__TASK DETAILS__: Copy every line of the material below word for word.

───── SUPPLIED DATA ─────

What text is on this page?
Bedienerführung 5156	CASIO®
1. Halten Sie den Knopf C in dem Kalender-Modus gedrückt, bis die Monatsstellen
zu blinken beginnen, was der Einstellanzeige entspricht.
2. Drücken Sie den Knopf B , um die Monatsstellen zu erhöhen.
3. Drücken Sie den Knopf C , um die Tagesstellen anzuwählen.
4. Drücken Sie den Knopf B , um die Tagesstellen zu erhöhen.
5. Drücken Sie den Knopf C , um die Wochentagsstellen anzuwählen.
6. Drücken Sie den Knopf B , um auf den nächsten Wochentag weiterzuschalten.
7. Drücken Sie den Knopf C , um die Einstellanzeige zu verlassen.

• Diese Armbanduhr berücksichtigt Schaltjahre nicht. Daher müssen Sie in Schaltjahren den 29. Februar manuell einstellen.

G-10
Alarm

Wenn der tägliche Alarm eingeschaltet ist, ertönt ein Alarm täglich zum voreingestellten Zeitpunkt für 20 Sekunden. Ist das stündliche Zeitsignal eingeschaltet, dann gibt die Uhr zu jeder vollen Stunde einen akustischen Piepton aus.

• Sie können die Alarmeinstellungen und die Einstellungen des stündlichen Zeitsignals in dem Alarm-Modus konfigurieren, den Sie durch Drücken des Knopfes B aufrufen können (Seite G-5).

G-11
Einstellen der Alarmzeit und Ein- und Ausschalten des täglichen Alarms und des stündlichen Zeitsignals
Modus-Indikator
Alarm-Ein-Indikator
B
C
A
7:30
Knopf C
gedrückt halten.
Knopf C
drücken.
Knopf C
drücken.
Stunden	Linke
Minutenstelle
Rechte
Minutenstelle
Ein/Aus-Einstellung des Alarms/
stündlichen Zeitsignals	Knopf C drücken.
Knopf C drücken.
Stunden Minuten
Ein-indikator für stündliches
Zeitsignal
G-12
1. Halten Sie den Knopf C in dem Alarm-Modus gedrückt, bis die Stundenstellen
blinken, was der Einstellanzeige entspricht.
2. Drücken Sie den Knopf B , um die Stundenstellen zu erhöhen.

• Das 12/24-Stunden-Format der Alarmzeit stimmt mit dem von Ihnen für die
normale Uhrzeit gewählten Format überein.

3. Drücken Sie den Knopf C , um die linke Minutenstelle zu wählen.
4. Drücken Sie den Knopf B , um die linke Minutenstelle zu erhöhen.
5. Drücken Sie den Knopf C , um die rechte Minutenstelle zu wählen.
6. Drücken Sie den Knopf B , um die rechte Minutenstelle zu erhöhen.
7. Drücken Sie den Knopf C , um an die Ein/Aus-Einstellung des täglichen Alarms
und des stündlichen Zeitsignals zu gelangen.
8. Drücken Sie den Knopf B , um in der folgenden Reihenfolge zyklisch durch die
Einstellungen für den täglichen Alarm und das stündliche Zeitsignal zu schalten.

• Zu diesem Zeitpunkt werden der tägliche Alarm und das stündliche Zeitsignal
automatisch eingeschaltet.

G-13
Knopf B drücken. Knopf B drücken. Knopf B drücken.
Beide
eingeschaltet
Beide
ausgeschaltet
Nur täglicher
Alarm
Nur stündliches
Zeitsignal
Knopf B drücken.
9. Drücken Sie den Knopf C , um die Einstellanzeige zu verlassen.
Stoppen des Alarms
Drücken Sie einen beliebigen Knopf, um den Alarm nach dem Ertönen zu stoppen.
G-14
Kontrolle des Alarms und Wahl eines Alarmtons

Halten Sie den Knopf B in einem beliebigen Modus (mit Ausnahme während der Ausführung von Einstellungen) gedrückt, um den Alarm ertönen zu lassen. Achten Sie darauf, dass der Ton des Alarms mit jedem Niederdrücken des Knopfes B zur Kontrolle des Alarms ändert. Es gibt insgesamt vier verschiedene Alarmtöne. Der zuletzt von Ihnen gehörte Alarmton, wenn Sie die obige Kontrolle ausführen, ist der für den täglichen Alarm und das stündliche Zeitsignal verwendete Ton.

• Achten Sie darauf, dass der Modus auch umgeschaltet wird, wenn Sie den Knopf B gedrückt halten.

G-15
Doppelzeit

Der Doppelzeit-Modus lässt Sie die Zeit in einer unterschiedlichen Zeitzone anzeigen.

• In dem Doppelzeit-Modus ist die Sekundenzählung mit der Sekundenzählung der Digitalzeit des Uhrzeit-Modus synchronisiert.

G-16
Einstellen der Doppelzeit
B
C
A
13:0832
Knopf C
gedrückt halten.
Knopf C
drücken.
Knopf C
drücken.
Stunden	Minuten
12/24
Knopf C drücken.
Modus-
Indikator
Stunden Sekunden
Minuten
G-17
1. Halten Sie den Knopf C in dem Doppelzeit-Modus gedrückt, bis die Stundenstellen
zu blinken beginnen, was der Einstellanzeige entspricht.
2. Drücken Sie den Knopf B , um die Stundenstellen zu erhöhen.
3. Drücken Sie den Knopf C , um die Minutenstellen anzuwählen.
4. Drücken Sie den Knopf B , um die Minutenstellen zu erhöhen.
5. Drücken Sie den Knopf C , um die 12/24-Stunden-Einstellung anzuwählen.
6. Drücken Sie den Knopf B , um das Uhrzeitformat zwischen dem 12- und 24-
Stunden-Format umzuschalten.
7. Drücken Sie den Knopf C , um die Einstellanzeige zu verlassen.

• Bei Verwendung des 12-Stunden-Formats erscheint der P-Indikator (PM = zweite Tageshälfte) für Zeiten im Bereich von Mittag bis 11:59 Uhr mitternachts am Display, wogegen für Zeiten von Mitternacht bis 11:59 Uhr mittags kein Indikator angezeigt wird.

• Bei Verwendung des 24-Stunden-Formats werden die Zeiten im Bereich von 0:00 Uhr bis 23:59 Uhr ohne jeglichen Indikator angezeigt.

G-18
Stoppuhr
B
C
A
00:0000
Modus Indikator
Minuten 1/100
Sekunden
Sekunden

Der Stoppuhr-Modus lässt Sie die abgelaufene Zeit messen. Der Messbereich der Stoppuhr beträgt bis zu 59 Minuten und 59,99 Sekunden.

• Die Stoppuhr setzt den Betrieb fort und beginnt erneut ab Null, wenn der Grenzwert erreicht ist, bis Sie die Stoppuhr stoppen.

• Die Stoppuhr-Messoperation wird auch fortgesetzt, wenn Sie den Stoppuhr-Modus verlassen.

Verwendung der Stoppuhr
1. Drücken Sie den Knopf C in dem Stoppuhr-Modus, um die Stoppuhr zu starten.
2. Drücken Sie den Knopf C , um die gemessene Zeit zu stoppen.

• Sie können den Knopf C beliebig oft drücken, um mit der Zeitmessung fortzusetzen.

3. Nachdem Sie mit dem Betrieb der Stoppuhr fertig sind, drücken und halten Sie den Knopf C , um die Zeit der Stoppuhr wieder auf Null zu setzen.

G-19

─────

__WRITTEN SOLUTION__:
What text is on this page?
Bedienerführung 5156	CASIO®
1. Halten Sie den Knopf C in dem Kalender-Modus gedrückt, bis die Monatsstellen
zu blinken beginnen, was der Einstellanzeige entspricht.
2. Drücken Sie den Knopf B , um die Monatsstellen zu erhöhen.
3. Drücken Sie den Knopf C , um die Tagesstellen anzuwählen.
4. Drücken Sie den Knopf B , um die Tagesstellen zu erhöhen.
5. Drücken Sie den Knopf C , um die Wochentagsstellen anzuwählen.
6. Drücken Sie den Knopf B , um auf den nächsten Wochentag weiterzuschalten.
7. Drücken Sie den Knopf C , um die Einstellanzeige zu verlassen.

• Diese Armbanduhr berücksichtigt Schaltjahre nicht. Daher müssen Sie in Schaltjahren den 29. Februar manuell einstellen.

G-10
Alarm

Wenn der tägliche Alarm eingeschaltet ist, ertönt ein Alarm täglich zum voreingestellten Zeitpunkt für 20 Sekunden. Ist das stündliche Zeitsignal eingeschaltet, dann gibt die Uhr zu jeder vollen Stunde einen akustischen Piepton aus.

• Sie können die Alarmeinstellungen und die Einstellungen des stündlichen Zeitsignals in dem Alarm-Modus konfigurieren, den Sie durch Drücken des Knopfes B aufrufen können (Seite G-5).

G-11
Einstellen der Alarmzeit und Ein- und Ausschalten des täglichen Alarms und des stündlichen Zeitsignals
Modus-Indikator
Alarm-Ein-Indikator
B
C
A
7:30
Knopf C
gedrückt halten.
Knopf C
drücken.
Knopf C
drücken.
Stunden	Linke
Minutenstelle
Rechte
Minutenstelle
Ein/Aus-Einstellung des Alarms/
stündlichen Zeitsignals	Knopf C drücken.
Knopf C drücken.
Stunden Minuten
Ein-indikator für stündliches
Zeitsignal
G-12
1. Halten Sie den Knopf C in dem Alarm-Modus gedrückt, bis die Stundenstellen
blinken, was der Einstellanzeige entspricht.
2. Drücken Sie den Knopf B , um die Stundenstellen zu erhöhen.

• Das 12/24-Stunden-Format der Alarmzeit stimmt mit dem von Ihnen für die
normale Uhrzeit gewählten Format überein.

3. Drücken Sie den Knopf C , um die linke Minutenstelle zu wählen.
4. Drücken Sie den Knopf B , um die linke Minutenstelle zu erhöhen.
5. Drücken Sie den Knopf C , um die rechte Minutenstelle zu wählen.
6. Drücken Sie den Knopf B , um die rechte Minutenstelle zu erhöhen.
7. Drücken Sie den Knopf C , um an die Ein/Aus-Einstellung des täglichen Alarms
und des stündlichen Zeitsignals zu gelangen.
8. Drücken Sie den Knopf B , um in der folgenden Reihenfolge zyklisch durch die
Einstellungen für den täglichen Alarm und das stündliche Zeitsignal zu schalten.

• Zu diesem Zeitpunkt werden der tägliche Alarm und das stündliche Zeitsignal
automatisch eingeschaltet.

G-13
Knopf B drücken. Knopf B drücken. Knopf B drücken.
Beide
eingeschaltet
Beide
ausgeschaltet
Nur täglicher
Alarm
Nur stündliches
Zeitsignal
Knopf B drücken.
9. Drücken Sie den Knopf C , um die Einstellanzeige zu verlassen.
Stoppen des Alarms
Drücken Sie einen beliebigen Knopf, um den Alarm nach dem Ertönen zu stoppen.
G-14
Kontrolle des Alarms und Wahl eines Alarmtons

Halten Sie den Knopf B in einem beliebigen Modus (mit Ausnahme während der Ausführung von Einstellungen) gedrückt, um den Alarm ertönen zu lassen. Achten Sie darauf, dass der Ton des Alarms mit jedem Niederdrücken des Knopfes B zur Kontrolle des Alarms ändert. Es gibt insgesamt vier verschiedene Alarmtöne. Der zuletzt von Ihnen gehörte Alarmton, wenn Sie die obige Kontrolle ausführen, ist der für den täglichen Alarm und das stündliche Zeitsignal verwendete Ton.

• Achten Sie darauf, dass der Modus auch umgeschaltet wird, wenn Sie den Knopf B gedrückt halten.

G-15
Doppelzeit

Der Doppelzeit-Modus lässt Sie die Zeit in einer unterschiedlichen Zeitzone anzeigen.

• In dem Doppelzeit-Modus ist die Sekundenzählung mit der Sekundenzählung der Digitalzeit des Uhrzeit-Modus synchronisiert.

G-16
Einstellen der Doppelzeit
B
C
A
13:0832
Knopf C
gedrückt halten.
Knopf C
drücken.
Knopf C
drücken.
Stunden	Minuten
12/24
Knopf C drücken.
Modus-
Indikator
Stunden Sekunden
Minuten
G-17
1. Halten Sie den Knopf C in dem Doppelzeit-Modus gedrückt, bis die Stundenstellen
zu blinken beginnen, was der Einstellanzeige entspricht.
2. Drücken Sie den Knopf B , um die Stundenstellen zu erhöhen.
3. Drücken Sie den Knopf C , um die Minutenstellen anzuwählen.
4. Drücken Sie den Knopf B , um die Minutenstellen zu erhöhen.
5. Drücken Sie den Knopf C , um die 12/24-Stunden-Einstellung anzuwählen.
6. Drücken Sie den Knopf B , um das Uhrzeitformat zwischen dem 12- und 24-
Stunden-Format umzuschalten.
7. Drücken Sie den Knopf C , um die Einstellanzeige zu verlassen.

• Bei Verwendung des 12-Stunden-Formats erscheint der P-Indikator (PM = zweite Tageshälfte) für Zeiten im Bereich von Mittag bis 11:59 Uhr mitternachts am Display, wogegen für Zeiten von Mitternacht bis 11:59 Uhr mittags kein Indikator angezeigt wird.

• Bei Verwendung des 24-Stunden-Formats werden die Zeiten im Bereich von 0:00 Uhr bis 23:59 Uhr ohne jeglichen Indikator angezeigt.

G-18
Stoppuhr
B
C
A
00:0000
Modus Indikator
Minuten 1/100
Sekunden
Sekunden

Der Stoppuhr-Modus lässt Sie die abgelaufene Zeit messen. Der Messbereich der Stoppuhr beträgt bis zu 59 Minuten und 59,99 Sekunden.

• Die Stoppuhr setzt den Betrieb fort und beginnt erneut ab Null, wenn der Grenzwert erreicht ist, bis Sie die Stoppuhr stoppen.

• Die Stoppuhr-Messoperation wird auch fortgesetzt, wenn Sie den Stoppuhr-Modus verlassen.

Verwendung der Stoppuhr
1. Drücken Sie den Knopf C in dem Stoppuhr-Modus, um die Stoppuhr zu starten.
2. Drücken Sie den Knopf C , um die gemessene Zeit zu stoppen.

• Sie können den Knopf C beliebig oft drücken, um mit der Zeitmessung fortzusetzen.

3. Nachdem Sie mit dem Betrieb der Stoppuhr fertig sind, drücken und halten Sie den Knopf C , um die Zeit der Stoppuhr wieder auf Null zu setzen.

G-19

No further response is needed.